▶ **Short problem**:
Extract each line where the string "JSON" shows up.

+ + + + + + +

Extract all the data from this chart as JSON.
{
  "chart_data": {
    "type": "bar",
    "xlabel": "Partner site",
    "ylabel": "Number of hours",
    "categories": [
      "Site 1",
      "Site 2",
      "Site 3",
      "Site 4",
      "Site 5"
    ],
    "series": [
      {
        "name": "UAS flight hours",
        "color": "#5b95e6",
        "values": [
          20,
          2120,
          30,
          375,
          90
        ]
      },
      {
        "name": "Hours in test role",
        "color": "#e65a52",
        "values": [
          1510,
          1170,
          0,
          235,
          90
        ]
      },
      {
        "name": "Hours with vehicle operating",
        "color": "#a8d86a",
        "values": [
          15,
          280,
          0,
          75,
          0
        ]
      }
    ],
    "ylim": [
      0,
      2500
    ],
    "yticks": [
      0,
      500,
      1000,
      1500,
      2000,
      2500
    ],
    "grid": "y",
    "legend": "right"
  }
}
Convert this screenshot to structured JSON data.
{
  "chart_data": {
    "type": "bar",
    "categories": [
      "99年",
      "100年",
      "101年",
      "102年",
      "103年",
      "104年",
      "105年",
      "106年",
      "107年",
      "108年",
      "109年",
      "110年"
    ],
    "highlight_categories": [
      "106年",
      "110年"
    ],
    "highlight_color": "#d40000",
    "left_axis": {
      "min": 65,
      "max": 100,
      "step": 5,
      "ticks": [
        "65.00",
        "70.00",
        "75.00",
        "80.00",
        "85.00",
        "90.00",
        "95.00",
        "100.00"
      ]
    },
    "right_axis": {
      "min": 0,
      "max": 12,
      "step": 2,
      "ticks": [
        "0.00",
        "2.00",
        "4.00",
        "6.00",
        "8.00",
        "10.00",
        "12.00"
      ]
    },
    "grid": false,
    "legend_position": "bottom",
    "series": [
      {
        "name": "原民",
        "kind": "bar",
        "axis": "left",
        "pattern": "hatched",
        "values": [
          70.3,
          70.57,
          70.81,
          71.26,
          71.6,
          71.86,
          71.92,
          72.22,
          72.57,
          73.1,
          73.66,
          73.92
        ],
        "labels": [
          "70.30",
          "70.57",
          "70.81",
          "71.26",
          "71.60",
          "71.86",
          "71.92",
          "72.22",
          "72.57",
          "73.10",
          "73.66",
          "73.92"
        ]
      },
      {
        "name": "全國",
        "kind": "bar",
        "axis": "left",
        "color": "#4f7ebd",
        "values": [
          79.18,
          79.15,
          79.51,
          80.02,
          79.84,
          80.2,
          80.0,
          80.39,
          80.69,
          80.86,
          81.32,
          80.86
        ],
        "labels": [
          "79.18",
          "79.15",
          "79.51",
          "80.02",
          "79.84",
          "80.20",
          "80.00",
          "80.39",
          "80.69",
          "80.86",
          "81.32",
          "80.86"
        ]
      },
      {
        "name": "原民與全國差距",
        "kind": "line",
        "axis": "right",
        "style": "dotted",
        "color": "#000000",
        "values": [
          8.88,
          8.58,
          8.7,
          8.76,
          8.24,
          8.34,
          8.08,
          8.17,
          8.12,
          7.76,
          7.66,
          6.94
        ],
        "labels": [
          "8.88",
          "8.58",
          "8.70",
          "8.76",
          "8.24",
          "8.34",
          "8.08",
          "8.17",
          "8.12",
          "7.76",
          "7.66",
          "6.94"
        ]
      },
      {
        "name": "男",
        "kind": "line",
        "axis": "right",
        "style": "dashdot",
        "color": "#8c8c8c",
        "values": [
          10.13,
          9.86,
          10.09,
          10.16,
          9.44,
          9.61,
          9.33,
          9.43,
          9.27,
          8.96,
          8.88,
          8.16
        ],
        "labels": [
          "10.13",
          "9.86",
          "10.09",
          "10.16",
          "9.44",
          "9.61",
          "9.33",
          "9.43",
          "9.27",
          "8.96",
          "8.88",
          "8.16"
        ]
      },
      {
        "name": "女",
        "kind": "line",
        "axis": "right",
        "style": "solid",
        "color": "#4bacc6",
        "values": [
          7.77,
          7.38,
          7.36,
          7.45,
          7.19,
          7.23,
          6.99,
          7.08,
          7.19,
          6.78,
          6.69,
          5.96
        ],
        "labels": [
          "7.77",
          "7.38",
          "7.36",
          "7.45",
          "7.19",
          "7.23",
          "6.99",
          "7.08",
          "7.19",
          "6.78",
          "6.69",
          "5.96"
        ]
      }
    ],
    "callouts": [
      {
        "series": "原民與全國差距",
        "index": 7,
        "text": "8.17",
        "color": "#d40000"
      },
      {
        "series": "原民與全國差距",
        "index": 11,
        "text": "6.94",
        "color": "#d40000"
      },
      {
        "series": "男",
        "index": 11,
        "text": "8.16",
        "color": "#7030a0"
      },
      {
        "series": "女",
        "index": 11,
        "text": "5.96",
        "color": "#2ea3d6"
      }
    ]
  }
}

+ + + + + + +

▶ **Solved problem**:
Extract all the data from this chart as JSON.
Convert this screenshot to structured JSON data.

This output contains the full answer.